Direction ::
Please give as a numbered list, without blank lines, the lines of the listing starting with the line that contains "Text: 2013: 2013 [534, 93, 558, 103]" and going on through the line that contains "Text: 24%: 24% [68, 153, 78, 172]".

---------- Exercise inputs ----------

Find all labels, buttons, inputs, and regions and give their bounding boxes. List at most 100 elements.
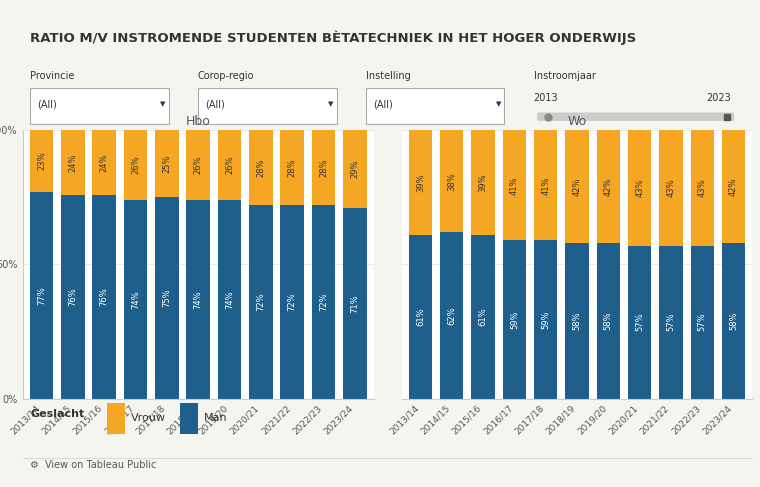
Text: 2013: 2013 [534, 93, 558, 103]
Bar [659, 130, 682, 245]
Bar [628, 130, 651, 245]
Text: 74%: 74% [225, 290, 234, 309]
Text: 42%: 42% [604, 177, 613, 196]
Text: 23%: 23% [37, 152, 46, 170]
Text: 57%: 57% [698, 313, 707, 332]
Text: 72%: 72% [256, 293, 265, 311]
Text: Instelling: Instelling [366, 71, 410, 81]
Text: 57%: 57% [667, 313, 676, 332]
Bar [312, 206, 335, 398]
Text: 26%: 26% [225, 156, 234, 174]
Text: 76%: 76% [68, 287, 78, 306]
Bar [155, 131, 179, 197]
Bar [691, 130, 714, 245]
Text: 61%: 61% [416, 307, 425, 326]
Text: 24%: 24% [100, 153, 109, 172]
Text: 77%: 77% [37, 286, 46, 305]
Bar [93, 130, 116, 195]
Bar [502, 131, 526, 240]
Bar [249, 130, 273, 206]
Text: (All): (All) [37, 99, 57, 110]
Text: 28%: 28% [319, 159, 328, 177]
Text: (All): (All) [373, 99, 393, 110]
Text: 24%: 24% [68, 153, 78, 172]
Bar [502, 240, 526, 398]
Bar [343, 131, 366, 208]
Text: Vrouw: Vrouw [131, 413, 166, 423]
Bar [249, 206, 273, 398]
Bar [124, 200, 147, 398]
Text: 28%: 28% [256, 159, 265, 177]
Text: 41%: 41% [541, 176, 550, 194]
Text: Geslacht: Geslacht [30, 410, 84, 419]
Text: 75%: 75% [163, 289, 171, 307]
Text: 58%: 58% [604, 312, 613, 330]
Bar [409, 130, 432, 235]
Text: 58%: 58% [729, 312, 738, 330]
Text: 62%: 62% [447, 306, 456, 325]
Text: 29%: 29% [350, 160, 359, 178]
Text: Man: Man [204, 413, 227, 423]
Bar [597, 243, 620, 398]
Bar [440, 232, 464, 398]
Bar [597, 131, 620, 243]
FancyBboxPatch shape [198, 88, 337, 124]
Text: 41%: 41% [510, 176, 519, 194]
Text: 61%: 61% [479, 307, 488, 326]
Text: 26%: 26% [194, 156, 203, 174]
Text: Instroomjaar: Instroomjaar [534, 71, 595, 81]
Text: ▼: ▼ [328, 101, 333, 107]
Bar [722, 131, 746, 243]
Text: 26%: 26% [131, 156, 140, 174]
Bar [218, 131, 241, 200]
Text: 2023: 2023 [706, 93, 730, 103]
Text: 74%: 74% [131, 290, 140, 309]
FancyBboxPatch shape [179, 403, 198, 434]
FancyBboxPatch shape [366, 88, 505, 124]
Bar [565, 131, 589, 243]
Bar [61, 195, 84, 398]
Bar [659, 245, 682, 398]
Bar [186, 131, 210, 200]
Bar [186, 200, 210, 398]
Text: Corop-regio: Corop-regio [198, 71, 255, 81]
Bar [722, 243, 746, 398]
Bar [471, 235, 495, 398]
FancyBboxPatch shape [537, 112, 734, 121]
Text: 25%: 25% [163, 154, 171, 173]
Text: 59%: 59% [541, 310, 550, 329]
Text: RATIO M/V INSTROMENDE STUDENTEN BÈTATECHNIEK IN HET HOGER ONDERWIJS: RATIO M/V INSTROMENDE STUDENTEN BÈTATECH… [30, 30, 636, 45]
Bar [30, 192, 53, 398]
Bar [312, 130, 335, 206]
Bar [61, 130, 84, 195]
Text: 57%: 57% [635, 313, 644, 332]
FancyBboxPatch shape [30, 88, 169, 124]
Text: 43%: 43% [635, 179, 644, 197]
Bar [565, 243, 589, 398]
Text: ▼: ▼ [160, 101, 166, 107]
Bar [30, 130, 53, 192]
Bar [409, 235, 432, 398]
Text: 28%: 28% [287, 159, 296, 177]
Bar [628, 245, 651, 398]
Bar [218, 200, 241, 398]
Text: 76%: 76% [100, 287, 109, 306]
Bar [534, 240, 557, 398]
Title: Hbo: Hbo [185, 115, 211, 128]
Text: (All): (All) [205, 99, 225, 110]
Text: 43%: 43% [698, 179, 707, 197]
Text: 38%: 38% [447, 172, 456, 190]
Bar [440, 130, 464, 232]
Bar [280, 130, 304, 206]
Text: 58%: 58% [572, 312, 581, 330]
FancyBboxPatch shape [106, 403, 125, 434]
Text: 43%: 43% [667, 179, 676, 197]
Text: 59%: 59% [510, 310, 519, 329]
Text: 74%: 74% [194, 290, 203, 309]
Bar [155, 197, 179, 398]
Text: 39%: 39% [416, 173, 425, 192]
Bar [124, 131, 147, 200]
Bar [93, 195, 116, 398]
Text: ▼: ▼ [496, 101, 501, 107]
Text: 72%: 72% [319, 293, 328, 311]
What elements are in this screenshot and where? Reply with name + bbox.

----------

Solution ::
1. Text: 2013: 2013 [534, 93, 558, 103]
2. Bar [659, 130, 682, 245]
3. Bar [628, 130, 651, 245]
4. Text: 74%: 74% [225, 290, 234, 309]
5. Text: 42%: 42% [604, 177, 613, 196]
6. Text: 23%: 23% [37, 152, 46, 170]
7. Text: 57%: 57% [698, 313, 707, 332]
8. Text: 72%: 72% [256, 293, 265, 311]
9. Text: Instelling: Instelling [366, 71, 410, 81]
10. Text: 57%: 57% [667, 313, 676, 332]
11. Bar [312, 206, 335, 398]
12. Text: 26%: 26% [225, 156, 234, 174]
13. Text: 76%: 76% [68, 287, 78, 306]
14. Bar [155, 131, 179, 197]
15. Bar [691, 130, 714, 245]
16. Text: 61%: 61% [416, 307, 425, 326]
17. Text: 24%: 24% [100, 153, 109, 172]
18. Text: 77%: 77% [37, 286, 46, 305]
19. Bar [93, 130, 116, 195]
20. Bar [502, 131, 526, 240]
21. Bar [249, 130, 273, 206]
22. Text: (All): (All) [37, 99, 57, 110]
23. Text: 28%: 28% [319, 159, 328, 177]
24. Text: (All): (All) [373, 99, 393, 110]
25. Text: 24%: 24% [68, 153, 78, 172]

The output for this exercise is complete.